-------- Dataset extract --------

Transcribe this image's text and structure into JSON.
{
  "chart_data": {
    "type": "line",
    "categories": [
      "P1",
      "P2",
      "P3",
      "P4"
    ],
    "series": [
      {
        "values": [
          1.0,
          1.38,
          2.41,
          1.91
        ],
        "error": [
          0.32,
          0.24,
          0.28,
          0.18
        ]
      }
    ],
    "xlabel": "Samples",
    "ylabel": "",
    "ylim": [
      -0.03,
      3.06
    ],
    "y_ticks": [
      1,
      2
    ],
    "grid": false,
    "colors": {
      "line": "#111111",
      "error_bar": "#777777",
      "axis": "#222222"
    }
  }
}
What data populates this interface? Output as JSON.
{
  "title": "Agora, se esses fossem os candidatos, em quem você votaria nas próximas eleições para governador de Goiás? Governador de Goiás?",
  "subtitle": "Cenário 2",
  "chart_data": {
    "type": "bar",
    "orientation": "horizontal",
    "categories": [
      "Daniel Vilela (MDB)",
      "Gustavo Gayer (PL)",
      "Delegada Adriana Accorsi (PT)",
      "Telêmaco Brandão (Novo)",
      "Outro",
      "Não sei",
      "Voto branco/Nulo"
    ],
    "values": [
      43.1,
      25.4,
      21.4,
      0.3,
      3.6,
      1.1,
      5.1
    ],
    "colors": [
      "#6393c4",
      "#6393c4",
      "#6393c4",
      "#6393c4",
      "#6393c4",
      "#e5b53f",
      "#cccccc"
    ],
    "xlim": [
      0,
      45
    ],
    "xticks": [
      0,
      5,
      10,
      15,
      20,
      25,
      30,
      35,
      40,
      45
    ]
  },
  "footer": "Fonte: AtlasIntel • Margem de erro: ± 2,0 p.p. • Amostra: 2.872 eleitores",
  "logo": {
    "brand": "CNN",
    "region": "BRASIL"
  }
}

--------

**Brief:**
Retype nothing except the lines from the line holding "What data populates" through the last line of the entries, both included.

**Result:**
What data populates this interface? Output as JSON.
{
  "title": "Agora, se esses fossem os candidatos, em quem você votaria nas próximas eleições para governador de Goiás? Governador de Goiás?",
  "subtitle": "Cenário 2",
  "chart_data": {
    "type": "bar",
    "orientation": "horizontal",
    "categories": [
      "Daniel Vilela (MDB)",
      "Gustavo Gayer (PL)",
      "Delegada Adriana Accorsi (PT)",
      "Telêmaco Brandão (Novo)",
      "Outro",
      "Não sei",
      "Voto branco/Nulo"
    ],
    "values": [
      43.1,
      25.4,
      21.4,
      0.3,
      3.6,
      1.1,
      5.1
    ],
    "colors": [
      "#6393c4",
      "#6393c4",
      "#6393c4",
      "#6393c4",
      "#6393c4",
      "#e5b53f",
      "#cccccc"
    ],
    "xlim": [
      0,
      45
    ],
    "xticks": [
      0,
      5,
      10,
      15,
      20,
      25,
      30,
      35,
      40,
      45
    ]
  },
  "footer": "Fonte: AtlasIntel • Margem de erro: ± 2,0 p.p. • Amostra: 2.872 eleitores",
  "logo": {
    "brand": "CNN",
    "region": "BRASIL"
  }
}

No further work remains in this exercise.